Collected data entries
________________________________________
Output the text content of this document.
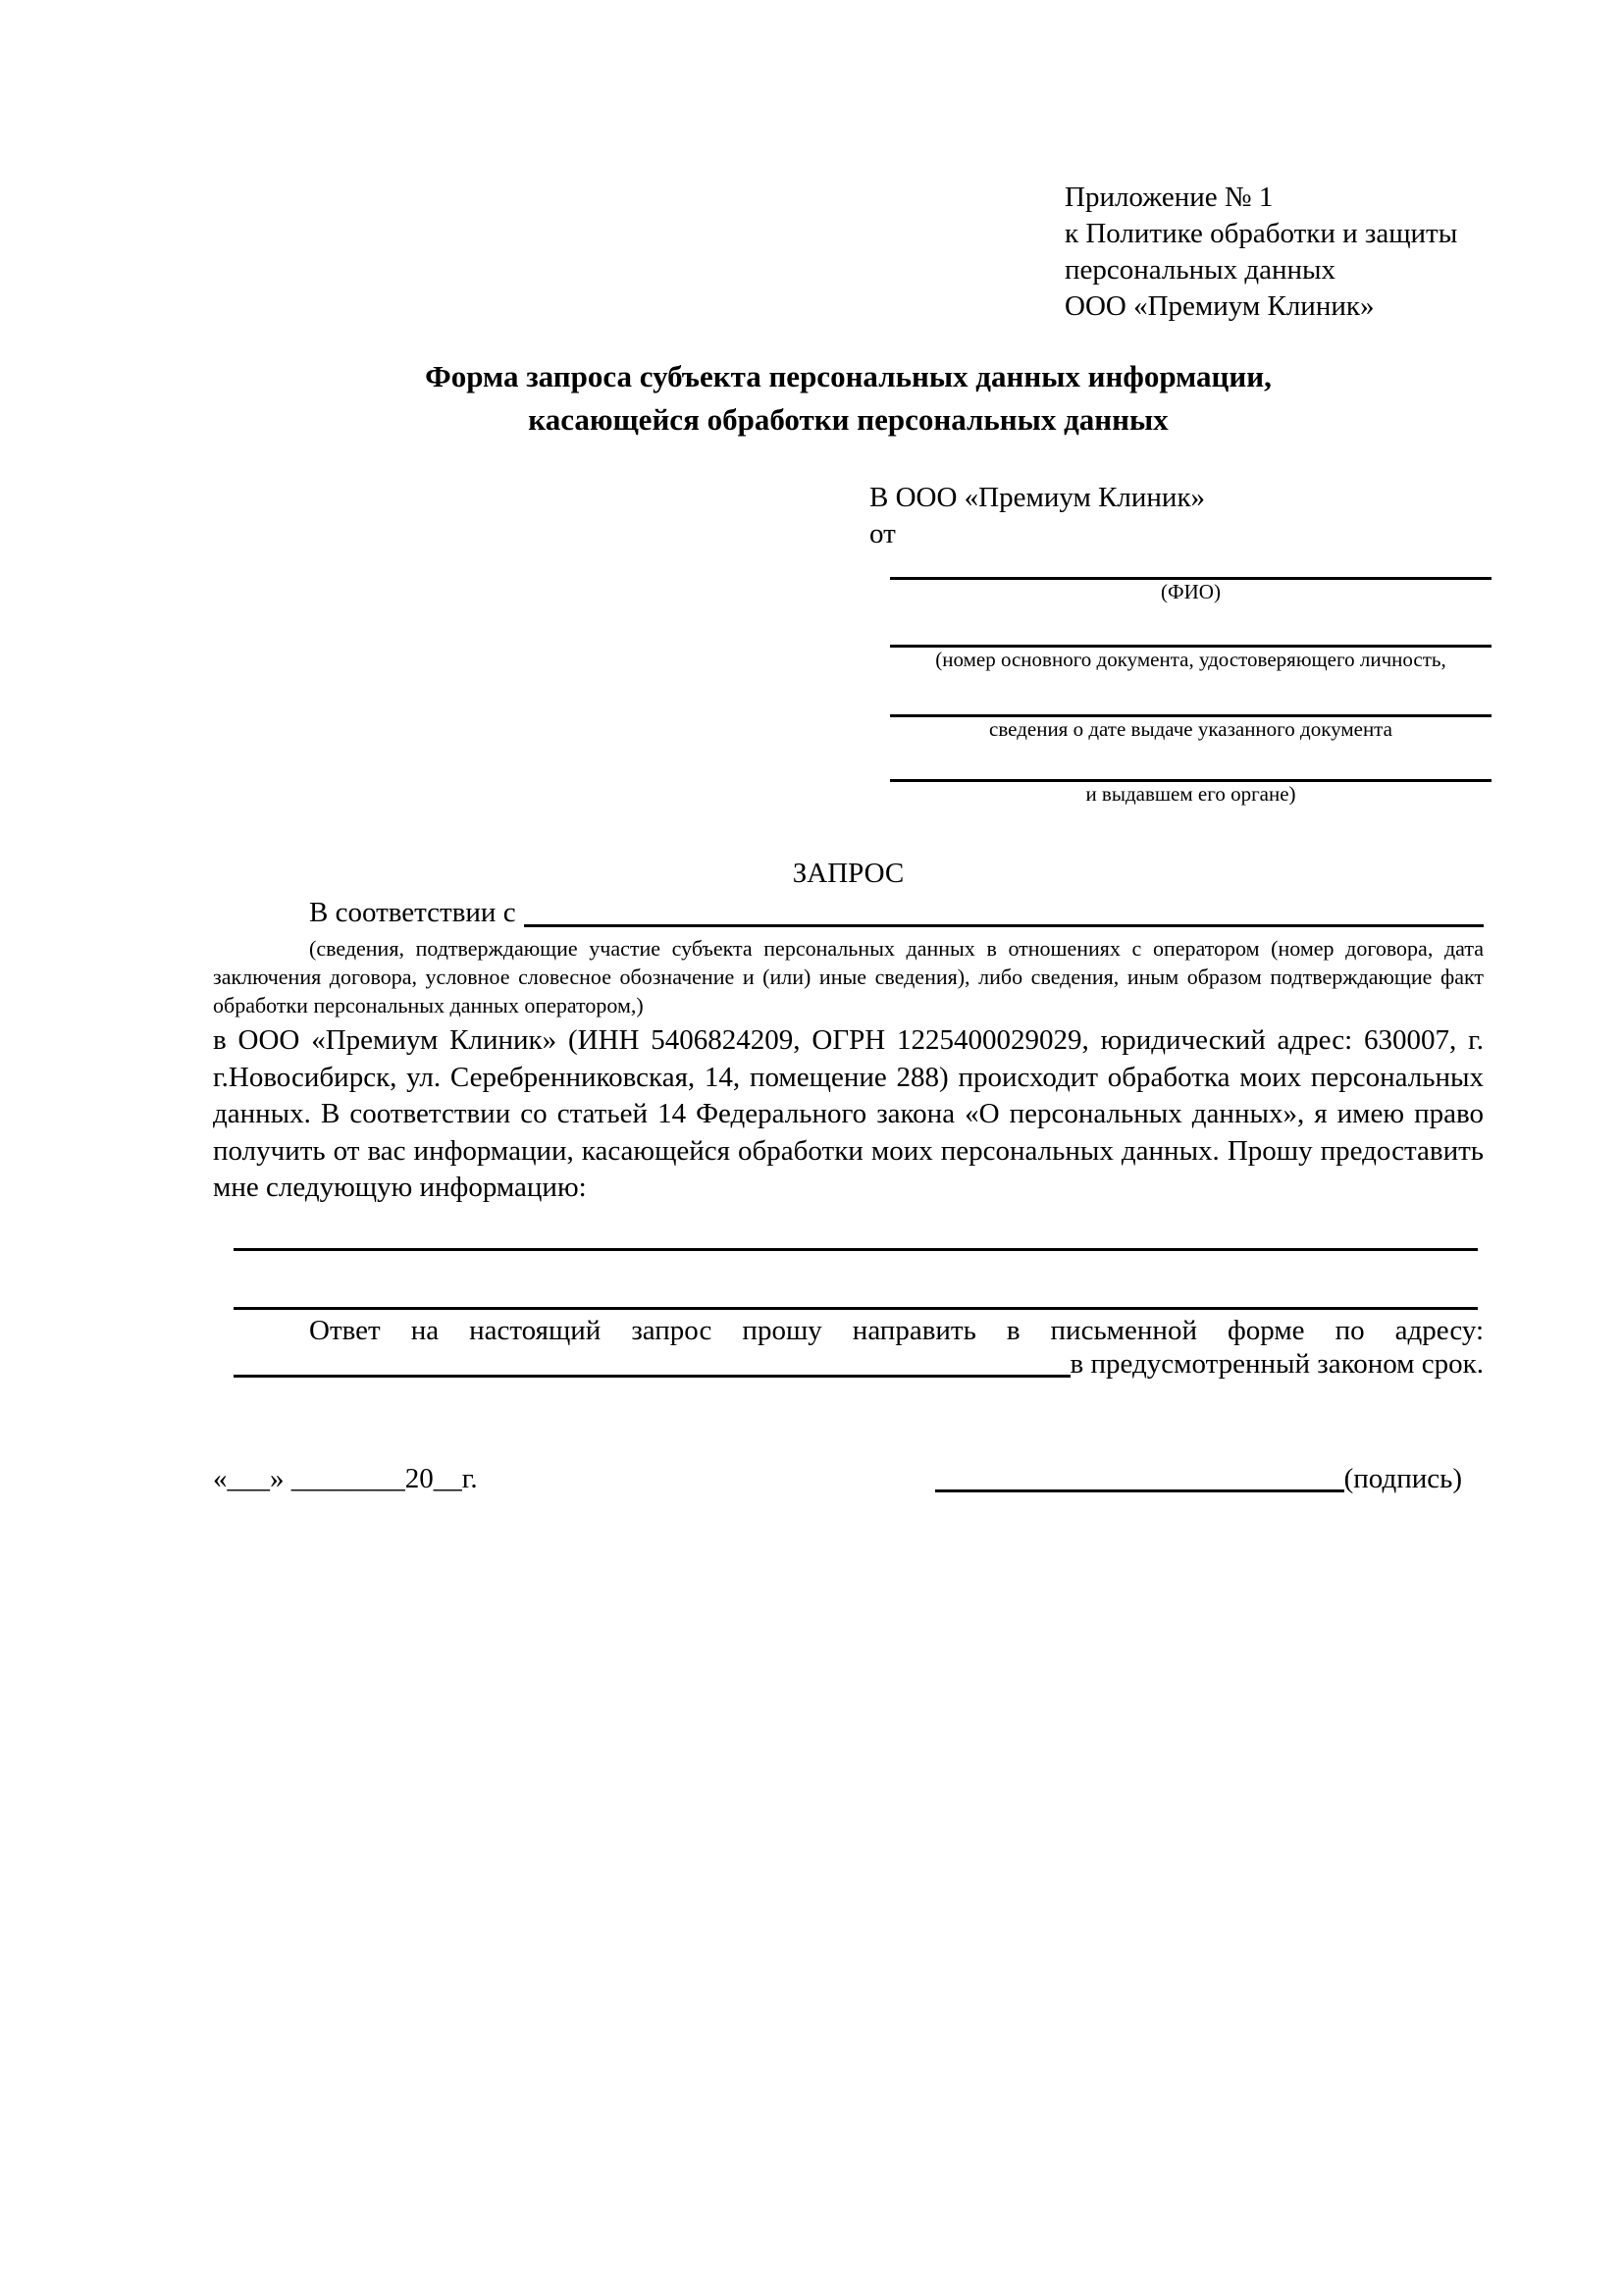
Приложение № 1
к Политике обработки и защиты
персональных данных
ООО «Премиум Клиник»
Форма запроса субъекта персональных данных информации,
касающейся обработки персональных данных
В ООО «Премиум Клиник»
от
(ФИО)
(номер основного документа, удостоверяющего личность,
сведения о дате выдаче указанного документа
и выдавшем его органе)
ЗАПРОС
В соответствии с
(сведения, подтверждающие участие субъекта персональных данных в отношениях с оператором (номер договора, дата заключения договора, условное словесное обозначение и (или) иные сведения), либо сведения, иным образом подтверждающие факт обработки персональных данных оператором,)
в ООО «Премиум Клиник» (ИНН 5406824209, ОГРН 1225400029029, юридический адрес: 630007, г. г.Новосибирск, ул. Серебренниковская, 14, помещение 288) происходит обработка моих персональных данных. В соответствии со статьей 14 Федерального закона «О персональных данных», я имею право получить от вас информации, касающейся обработки моих персональных данных. Прошу предоставить мне следующую информацию:
Ответ на настоящий запрос прошу направить в письменной форме по адресу:
в предусмотренный законом срок.
«___» ________20__г.	(подпись)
________________________________________
Required task
Transcribe the whole listing exactly. Pictures are excluded.

Task response
Output the text content of this document.
Приложение № 1
к Политике обработки и защиты
персональных данных
ООО «Премиум Клиник»
Форма запроса субъекта персональных данных информации,
касающейся обработки персональных данных
В ООО «Премиум Клиник»
от
(ФИО)
(номер основного документа, удостоверяющего личность,
сведения о дате выдаче указанного документа
и выдавшем его органе)
ЗАПРОС
В соответствии с
(сведения, подтверждающие участие субъекта персональных данных в отношениях с оператором (номер договора, дата заключения договора, условное словесное обозначение и (или) иные сведения), либо сведения, иным образом подтверждающие факт обработки персональных данных оператором,)
в ООО «Премиум Клиник» (ИНН 5406824209, ОГРН 1225400029029, юридический адрес: 630007, г. г.Новосибирск, ул. Серебренниковская, 14, помещение 288) происходит обработка моих персональных данных. В соответствии со статьей 14 Федерального закона «О персональных данных», я имею право получить от вас информации, касающейся обработки моих персональных данных. Прошу предоставить мне следующую информацию:
Ответ на настоящий запрос прошу направить в письменной форме по адресу:
в предусмотренный законом срок.
«___» ________20__г.	(подпись)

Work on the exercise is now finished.